**Text provided:**
- - -
China’s rule works the way it does because the Chinese state already has deep visibility into online activity through real-name registration and existing platform cooperation. Routing a chatbot notification through a guardian works because the state already has other ways of knowing. The US proposal would turn a patchwork of voluntary company practices into a required reporting layer. The starting conditions are different, and that changes what the same rule does.
Mandated reporting is not new. Teachers report suspected child abuse. Doctors report gunshot wounds. Therapists have a legal duty to warn when a patient threatens someone. Banks file Suspicious Activity Reports under the Bank Secrecy Act, the 1970 law requiring financial institutions to flag possible money laundering to the government. Each of these regimes took decades to develop the training requirements, legal immunity, threshold standards, and outside review that make them function. Each of them has also prevented real harm and exposed real crime, which is why they exist. But each of them has an uncomfortable track record. Research in the American Journal of Public Health found that 53% of Black children in the US will have a child welfare investigation before age 18, compared to 28% of white children. The Bank Policy Institute, the industry’s own research arm, found that about 96% of Suspicious Activity Reports result in no law enforcement follow-up at all. Mandated reporting catches some harm. It also produces patterned contact with specific communities and a huge volume of false positives whose cost falls on the person flagged.
AI companies are designing the chatbot version of this mechanism without any of that context. The threshold for a report is internal to the company. The person making the call is an employee or contractor trained in usage policy, not a licensed professional whose decision is subject to outside review. There is no legal immunity for the reporter, no standard of care, no external review, and no way for the person flagged to know they were flagged or contest it. OpenAI has said that if the same account were flagged today, it would refer it to police under a revised protocol. It is a meaningful company policy change. It is not a public rule anyone can see or test. A legitimate system would need a public threshold, a standard for who decides, a path to contest the referral, and a way to measure what the system catches.
- - -
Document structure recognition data

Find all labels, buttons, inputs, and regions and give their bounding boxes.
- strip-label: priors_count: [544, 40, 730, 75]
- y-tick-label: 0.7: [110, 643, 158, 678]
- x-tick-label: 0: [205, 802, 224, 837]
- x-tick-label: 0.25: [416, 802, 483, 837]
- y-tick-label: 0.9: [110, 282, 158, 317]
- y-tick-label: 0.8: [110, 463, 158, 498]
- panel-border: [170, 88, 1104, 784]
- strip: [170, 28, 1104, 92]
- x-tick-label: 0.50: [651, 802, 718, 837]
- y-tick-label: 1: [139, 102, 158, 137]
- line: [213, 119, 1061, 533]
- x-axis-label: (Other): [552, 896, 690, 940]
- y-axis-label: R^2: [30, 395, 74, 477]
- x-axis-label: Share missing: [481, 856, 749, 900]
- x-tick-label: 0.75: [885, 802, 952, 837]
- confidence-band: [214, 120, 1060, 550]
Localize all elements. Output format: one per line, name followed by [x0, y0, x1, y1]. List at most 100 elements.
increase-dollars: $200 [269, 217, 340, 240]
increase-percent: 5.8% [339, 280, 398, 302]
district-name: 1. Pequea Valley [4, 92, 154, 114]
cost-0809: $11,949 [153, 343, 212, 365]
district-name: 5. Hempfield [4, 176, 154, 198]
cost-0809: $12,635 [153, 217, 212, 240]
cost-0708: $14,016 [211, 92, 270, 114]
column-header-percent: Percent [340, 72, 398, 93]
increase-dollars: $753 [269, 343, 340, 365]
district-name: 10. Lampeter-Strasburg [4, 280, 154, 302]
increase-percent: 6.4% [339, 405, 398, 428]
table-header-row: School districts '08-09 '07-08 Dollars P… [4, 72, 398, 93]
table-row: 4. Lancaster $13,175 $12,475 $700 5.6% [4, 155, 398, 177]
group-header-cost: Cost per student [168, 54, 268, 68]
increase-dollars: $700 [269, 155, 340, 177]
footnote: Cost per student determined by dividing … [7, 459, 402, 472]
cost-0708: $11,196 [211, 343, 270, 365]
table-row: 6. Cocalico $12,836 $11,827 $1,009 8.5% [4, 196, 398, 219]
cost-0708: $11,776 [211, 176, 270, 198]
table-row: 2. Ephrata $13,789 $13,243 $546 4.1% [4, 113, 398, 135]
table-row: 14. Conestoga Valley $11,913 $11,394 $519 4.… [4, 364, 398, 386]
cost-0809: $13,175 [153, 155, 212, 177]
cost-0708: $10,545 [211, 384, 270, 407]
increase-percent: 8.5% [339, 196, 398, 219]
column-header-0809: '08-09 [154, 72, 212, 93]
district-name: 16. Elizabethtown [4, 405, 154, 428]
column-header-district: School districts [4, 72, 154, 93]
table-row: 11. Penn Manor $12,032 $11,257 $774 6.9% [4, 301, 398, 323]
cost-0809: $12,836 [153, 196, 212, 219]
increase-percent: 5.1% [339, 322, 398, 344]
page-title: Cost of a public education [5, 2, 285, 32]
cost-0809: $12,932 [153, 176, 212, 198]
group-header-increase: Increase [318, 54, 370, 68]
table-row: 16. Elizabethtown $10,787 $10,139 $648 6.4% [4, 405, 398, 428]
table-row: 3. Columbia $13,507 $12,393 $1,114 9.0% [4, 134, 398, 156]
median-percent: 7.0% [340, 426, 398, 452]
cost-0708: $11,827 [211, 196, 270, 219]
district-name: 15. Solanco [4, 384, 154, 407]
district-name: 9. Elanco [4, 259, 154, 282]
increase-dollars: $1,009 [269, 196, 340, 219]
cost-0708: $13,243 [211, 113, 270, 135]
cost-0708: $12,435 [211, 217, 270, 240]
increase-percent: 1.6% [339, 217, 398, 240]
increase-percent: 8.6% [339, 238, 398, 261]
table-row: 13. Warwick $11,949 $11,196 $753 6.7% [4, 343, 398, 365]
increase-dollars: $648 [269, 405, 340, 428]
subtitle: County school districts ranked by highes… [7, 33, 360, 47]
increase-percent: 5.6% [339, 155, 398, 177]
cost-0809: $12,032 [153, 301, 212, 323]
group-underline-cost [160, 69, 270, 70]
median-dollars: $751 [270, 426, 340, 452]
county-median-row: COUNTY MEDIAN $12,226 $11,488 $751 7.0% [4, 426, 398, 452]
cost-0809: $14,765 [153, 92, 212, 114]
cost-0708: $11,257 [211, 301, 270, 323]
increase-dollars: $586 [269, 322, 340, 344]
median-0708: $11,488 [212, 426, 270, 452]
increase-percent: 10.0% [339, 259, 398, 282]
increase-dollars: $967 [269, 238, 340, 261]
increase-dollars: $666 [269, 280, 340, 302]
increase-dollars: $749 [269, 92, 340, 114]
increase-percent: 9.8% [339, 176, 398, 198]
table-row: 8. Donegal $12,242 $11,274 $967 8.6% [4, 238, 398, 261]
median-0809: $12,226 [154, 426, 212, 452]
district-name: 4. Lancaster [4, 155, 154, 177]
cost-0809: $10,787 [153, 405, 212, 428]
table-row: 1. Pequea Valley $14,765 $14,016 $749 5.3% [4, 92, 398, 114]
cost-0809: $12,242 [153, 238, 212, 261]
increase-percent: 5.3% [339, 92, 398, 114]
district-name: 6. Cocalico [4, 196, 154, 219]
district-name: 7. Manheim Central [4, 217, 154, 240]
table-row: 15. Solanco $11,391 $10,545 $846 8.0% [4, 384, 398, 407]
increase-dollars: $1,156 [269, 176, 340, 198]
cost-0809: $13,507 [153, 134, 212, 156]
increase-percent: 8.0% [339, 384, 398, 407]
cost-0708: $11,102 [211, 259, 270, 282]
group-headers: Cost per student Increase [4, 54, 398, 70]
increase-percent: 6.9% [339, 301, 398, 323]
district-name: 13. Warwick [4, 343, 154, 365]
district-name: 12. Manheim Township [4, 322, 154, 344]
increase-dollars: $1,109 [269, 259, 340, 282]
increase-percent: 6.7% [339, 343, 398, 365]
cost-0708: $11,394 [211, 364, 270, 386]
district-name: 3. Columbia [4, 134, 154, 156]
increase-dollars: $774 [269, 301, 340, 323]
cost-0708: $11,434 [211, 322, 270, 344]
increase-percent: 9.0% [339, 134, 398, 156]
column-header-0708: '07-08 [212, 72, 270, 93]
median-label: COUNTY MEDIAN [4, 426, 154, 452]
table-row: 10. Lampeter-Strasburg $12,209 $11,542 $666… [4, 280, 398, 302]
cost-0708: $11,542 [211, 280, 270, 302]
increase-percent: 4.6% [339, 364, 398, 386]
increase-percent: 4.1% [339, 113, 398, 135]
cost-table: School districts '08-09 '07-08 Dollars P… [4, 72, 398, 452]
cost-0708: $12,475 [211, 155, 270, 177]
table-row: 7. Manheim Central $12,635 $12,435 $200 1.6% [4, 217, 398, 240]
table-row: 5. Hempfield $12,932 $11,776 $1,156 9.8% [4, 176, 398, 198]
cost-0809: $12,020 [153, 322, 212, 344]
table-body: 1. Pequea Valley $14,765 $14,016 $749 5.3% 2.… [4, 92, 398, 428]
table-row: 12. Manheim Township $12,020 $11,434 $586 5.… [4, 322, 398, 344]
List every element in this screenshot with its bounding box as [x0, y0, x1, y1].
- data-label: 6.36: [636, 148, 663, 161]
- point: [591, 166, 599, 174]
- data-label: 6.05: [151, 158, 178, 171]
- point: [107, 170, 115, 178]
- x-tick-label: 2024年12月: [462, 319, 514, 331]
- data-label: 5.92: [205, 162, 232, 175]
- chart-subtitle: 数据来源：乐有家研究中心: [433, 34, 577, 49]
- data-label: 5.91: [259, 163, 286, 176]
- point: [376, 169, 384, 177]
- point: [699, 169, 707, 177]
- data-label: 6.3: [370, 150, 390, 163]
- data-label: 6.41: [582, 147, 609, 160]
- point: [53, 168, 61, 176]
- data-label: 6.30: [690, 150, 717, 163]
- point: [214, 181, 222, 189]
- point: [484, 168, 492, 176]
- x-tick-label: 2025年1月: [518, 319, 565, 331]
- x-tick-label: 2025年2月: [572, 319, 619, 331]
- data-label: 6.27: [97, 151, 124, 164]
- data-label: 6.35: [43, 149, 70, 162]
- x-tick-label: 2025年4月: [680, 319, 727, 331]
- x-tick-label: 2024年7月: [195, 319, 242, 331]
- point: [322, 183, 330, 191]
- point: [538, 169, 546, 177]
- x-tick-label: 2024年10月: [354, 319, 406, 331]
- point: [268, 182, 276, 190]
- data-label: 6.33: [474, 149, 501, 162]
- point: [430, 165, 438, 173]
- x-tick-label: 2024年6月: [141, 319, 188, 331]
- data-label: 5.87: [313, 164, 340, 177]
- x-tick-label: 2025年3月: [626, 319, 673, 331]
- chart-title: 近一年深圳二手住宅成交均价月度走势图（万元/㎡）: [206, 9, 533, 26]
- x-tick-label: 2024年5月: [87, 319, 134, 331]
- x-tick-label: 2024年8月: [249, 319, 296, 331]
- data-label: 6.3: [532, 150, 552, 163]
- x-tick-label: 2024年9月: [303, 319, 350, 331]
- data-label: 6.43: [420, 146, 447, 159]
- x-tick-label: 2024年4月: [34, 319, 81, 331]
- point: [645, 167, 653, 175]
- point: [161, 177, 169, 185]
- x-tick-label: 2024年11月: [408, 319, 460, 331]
- - -
**Prompt 1:**
Answer these from the text on mandated reporting:
(a) Through what two means does the Chinese state already have deep visibility into online activity?
(b) According to the Bank Policy Institute, about what share of Suspicious Activity Reports result in no law enforcement follow-up?
(c) At AI companies, who makes the call on a report?
**Prompt 2:** Translate this sentence from the text on mandated reporting into Spanish: "The starting conditions are different, and that changes what the same rule does."
**Prompt 3:** Extend the text on mandated reporting, picking up after its final sentence.

**Task response 1:**
(a) Real-name registration and existing platform cooperation.
(b) About 96%.
(c) An employee or contractor trained in usage policy, not a licensed professional whose decision is subject to outside review.

**Task response 2:** Las condiciones de partida son diferentes, y eso cambia lo que hace la misma regla.

**Task response 3:**
Reporting I did on facial recognition and policing in the UK, Metropolitan Police data showed that 80% of the people incorrectly flagged by the Met’s facial recognition system were Black. Police built the system under an internal threshold, deployed it, and researchers measured the disparity afterward. That sequence is a governance problem. A reporting mechanism that draws its threshold in private and publishes its failures in public ends up with an oversight system shaped by who gets wrongly caught, rather than by who was supposed to be protected. That is the sequence about to play out with chatbot reporting in both the United States and China.
Every other category of mandated reporter spent years fighting over who gets reported, who gets to decide, and what the people flagged are owed in return. The chatbot version is starting at step one. The flagging systems are already in production. The thresholds are already in place. The people being flagged are not in the room.